(AIM OF THE TASK) Report every line in the listing below where the string "name" shows up.

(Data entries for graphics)
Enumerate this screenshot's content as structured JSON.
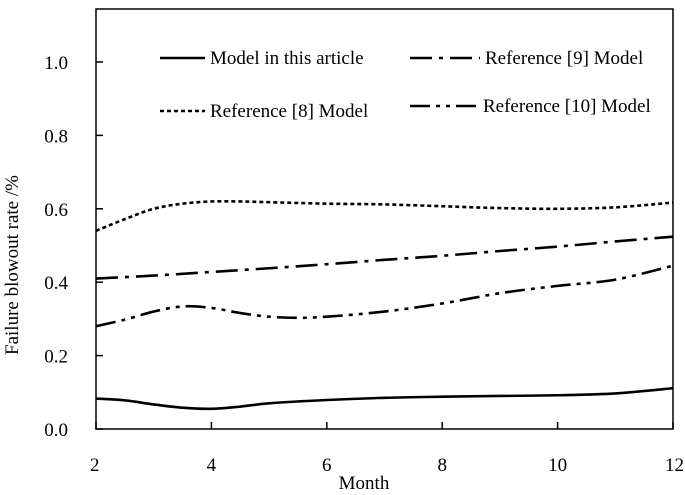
{
  "chart_data": {
    "type": "line",
    "title": "",
    "xlabel": "Month",
    "ylabel": "Failure blowout rate /%",
    "xlim": [
      2,
      12
    ],
    "ylim": [
      0.0,
      1.2
    ],
    "x_ticks": [
      "2",
      "4",
      "6",
      "8",
      "10",
      "12"
    ],
    "y_ticks": [
      "0.0",
      "0.2",
      "0.4",
      "0.6",
      "0.8",
      "1.0"
    ],
    "grid": false,
    "legend_position": "top",
    "series": [
      {
        "name": "Model in this article",
        "style": "solid",
        "x": [
          2,
          2.5,
          3,
          3.5,
          4,
          4.5,
          5,
          6,
          7,
          8,
          9,
          10,
          11,
          12
        ],
        "y": [
          0.083,
          0.078,
          0.067,
          0.058,
          0.055,
          0.061,
          0.07,
          0.079,
          0.085,
          0.088,
          0.09,
          0.092,
          0.097,
          0.111
        ]
      },
      {
        "name": "Reference [9] Model",
        "style": "dashdot",
        "x": [
          2,
          3,
          4,
          5,
          6,
          7,
          8,
          9,
          10,
          11,
          12
        ],
        "y": [
          0.41,
          0.418,
          0.428,
          0.438,
          0.449,
          0.461,
          0.472,
          0.485,
          0.497,
          0.511,
          0.524
        ]
      },
      {
        "name": "Reference [8] Model",
        "style": "dotted",
        "x": [
          2,
          2.5,
          3,
          3.5,
          4,
          4.5,
          5,
          6,
          7,
          8,
          9,
          10,
          11,
          12
        ],
        "y": [
          0.54,
          0.572,
          0.6,
          0.614,
          0.62,
          0.62,
          0.618,
          0.614,
          0.612,
          0.607,
          0.602,
          0.6,
          0.604,
          0.617
        ]
      },
      {
        "name": "Reference [10] Model",
        "style": "dashdotdot",
        "x": [
          2,
          2.5,
          3,
          3.5,
          4,
          4.5,
          5,
          5.5,
          6,
          7,
          8,
          9,
          10,
          11,
          12
        ],
        "y": [
          0.28,
          0.298,
          0.32,
          0.334,
          0.33,
          0.316,
          0.306,
          0.303,
          0.306,
          0.32,
          0.342,
          0.37,
          0.39,
          0.407,
          0.445
        ]
      }
    ]
  }
}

(RESULT)
        "name": "Model in this article",
        "name": "Reference [9] Model",
        "name": "Reference [8] Model",
        "name": "Reference [10] Model",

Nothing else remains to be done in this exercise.